▶ [Description of the task] Write out every line below that includes the word "JSON".

— Start —

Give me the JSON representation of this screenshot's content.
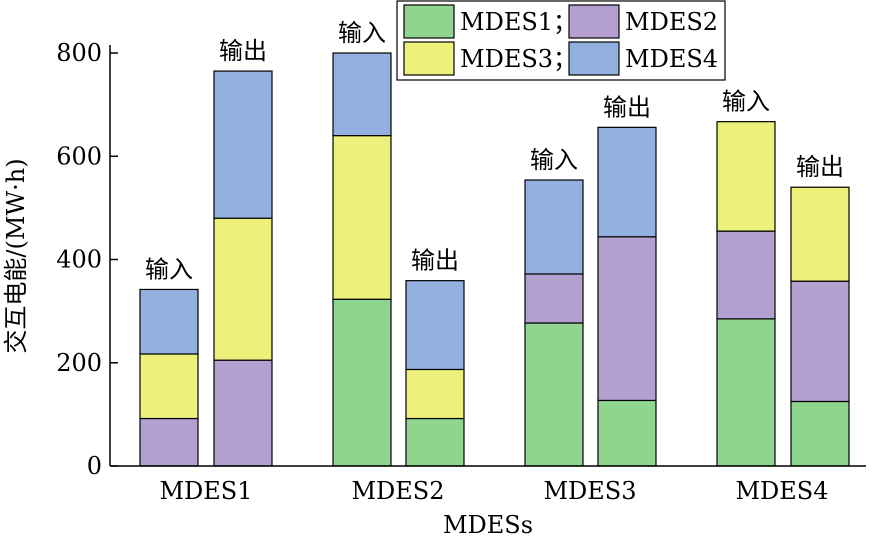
{
  "chart_data": {
    "type": "bar",
    "stacked": true,
    "xlabel": "MDESs",
    "ylabel": "交互电能/(MW·h)",
    "ylim": [
      0,
      800
    ],
    "yticks": [
      0,
      200,
      400,
      600,
      800
    ],
    "grid": false,
    "legend_position": "top-center",
    "categories": [
      "MDES1",
      "MDES2",
      "MDES3",
      "MDES4"
    ],
    "legend_items": [
      {
        "series": "MDES1",
        "label": "MDES1；"
      },
      {
        "series": "MDES2",
        "label": "MDES2"
      },
      {
        "series": "MDES3",
        "label": "MDES3；"
      },
      {
        "series": "MDES4",
        "label": "MDES4"
      }
    ],
    "series": [
      {
        "name": "MDES1",
        "color": "#8fd48f"
      },
      {
        "name": "MDES2",
        "color": "#b3a0d0"
      },
      {
        "name": "MDES3",
        "color": "#eef07c"
      },
      {
        "name": "MDES4",
        "color": "#93b0e0"
      }
    ],
    "bars": [
      {
        "category": "MDES1",
        "label": "输入",
        "segments": {
          "MDES1": 0,
          "MDES2": 92,
          "MDES3": 125,
          "MDES4": 125
        }
      },
      {
        "category": "MDES1",
        "label": "输出",
        "segments": {
          "MDES1": 0,
          "MDES2": 205,
          "MDES3": 275,
          "MDES4": 285
        }
      },
      {
        "category": "MDES2",
        "label": "输入",
        "segments": {
          "MDES1": 323,
          "MDES2": 0,
          "MDES3": 317,
          "MDES4": 160
        }
      },
      {
        "category": "MDES2",
        "label": "输出",
        "segments": {
          "MDES1": 92,
          "MDES2": 0,
          "MDES3": 95,
          "MDES4": 172
        }
      },
      {
        "category": "MDES3",
        "label": "输入",
        "segments": {
          "MDES1": 277,
          "MDES2": 95,
          "MDES3": 0,
          "MDES4": 182
        }
      },
      {
        "category": "MDES3",
        "label": "输出",
        "segments": {
          "MDES1": 127,
          "MDES2": 317,
          "MDES3": 0,
          "MDES4": 212
        }
      },
      {
        "category": "MDES4",
        "label": "输入",
        "segments": {
          "MDES1": 285,
          "MDES2": 170,
          "MDES3": 212,
          "MDES4": 0
        }
      },
      {
        "category": "MDES4",
        "label": "输出",
        "segments": {
          "MDES1": 125,
          "MDES2": 233,
          "MDES3": 182,
          "MDES4": 0
        }
      }
    ]
  }
}
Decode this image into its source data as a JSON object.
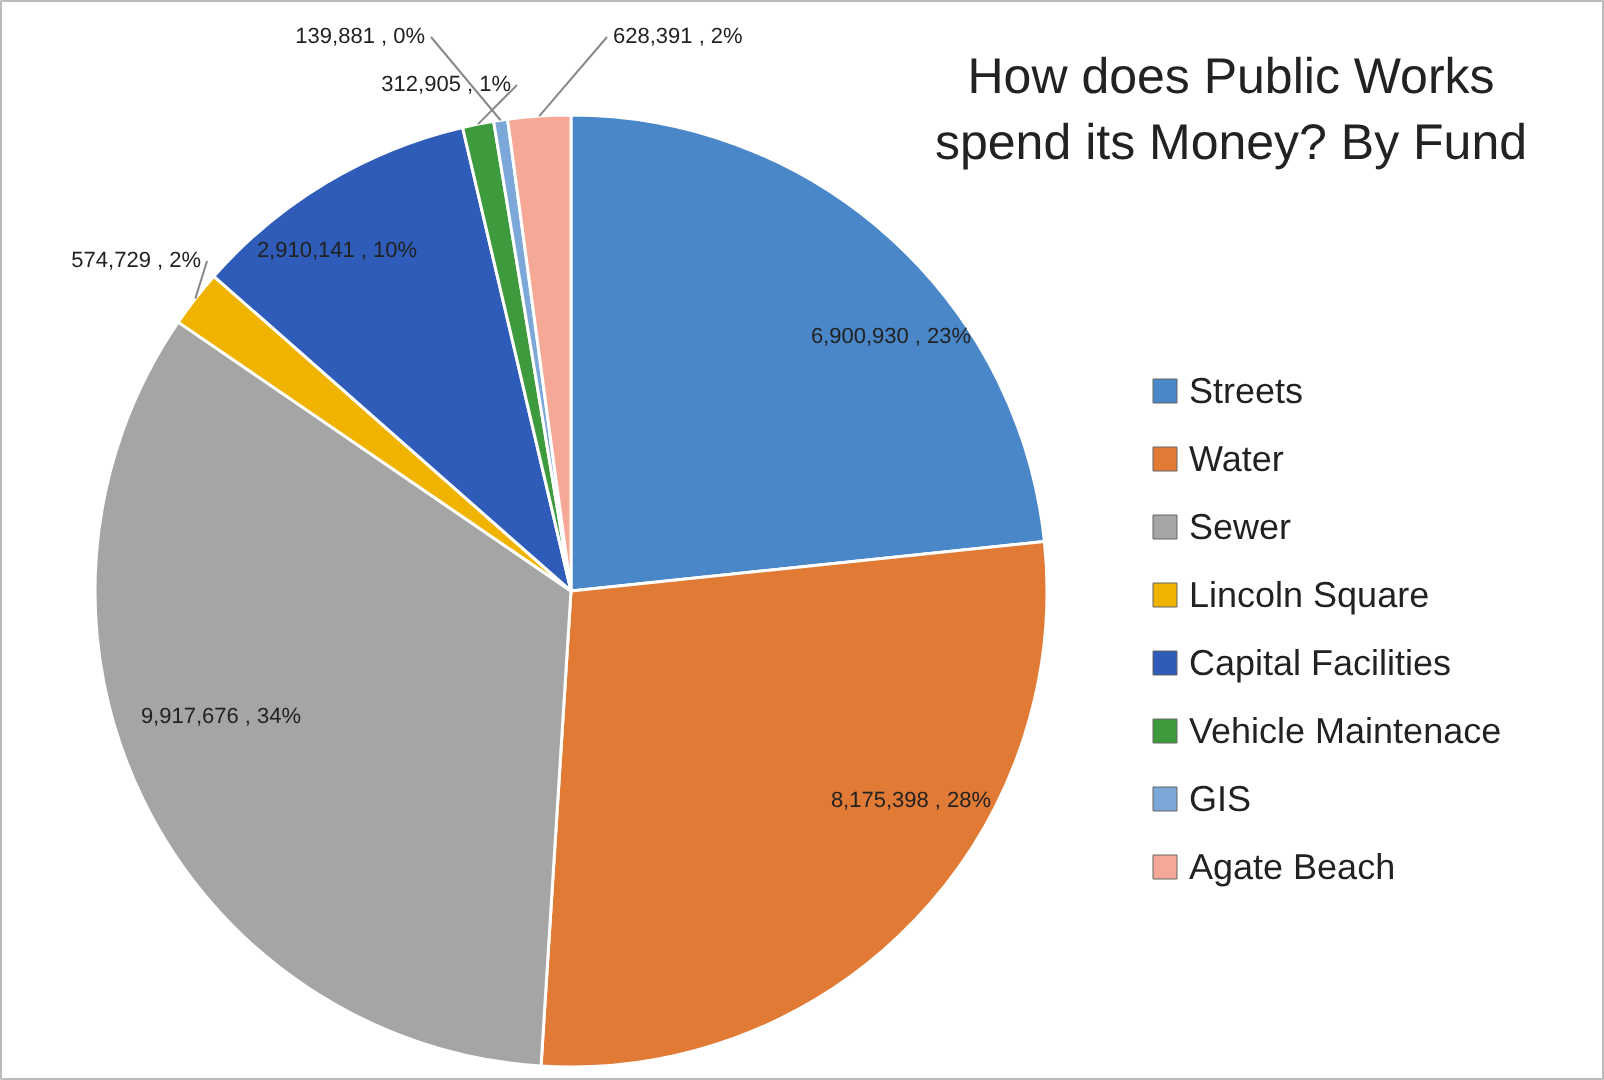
{
  "chart_data": {
    "type": "pie",
    "title": "How does Public Works spend its Money? By Fund",
    "categories": [
      "Streets",
      "Water",
      "Sewer",
      "Lincoln Square",
      "Capital Facilities",
      "Vehicle Maintenace",
      "GIS",
      "Agate Beach"
    ],
    "values": [
      6900930,
      8175398,
      9917676,
      574729,
      2910141,
      312905,
      139881,
      628391
    ],
    "value_labels": [
      "6,900,930 , 23%",
      "8,175,398 , 28%",
      "9,917,676 , 34%",
      "574,729 , 2%",
      "2,910,141 , 10%",
      "312,905 , 1%",
      "139,881 , 0%",
      "628,391 , 2%"
    ],
    "colors": [
      "#4a87c9",
      "#e07a35",
      "#a5a5a5",
      "#f0b400",
      "#2e5cb8",
      "#3d9a3d",
      "#7ba8d8",
      "#f5a896"
    ],
    "legend": "right"
  }
}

— End —

▶ [Complete output]
Give me the JSON representation of this screenshot's content.
Decode this image into its source data as a JSON object.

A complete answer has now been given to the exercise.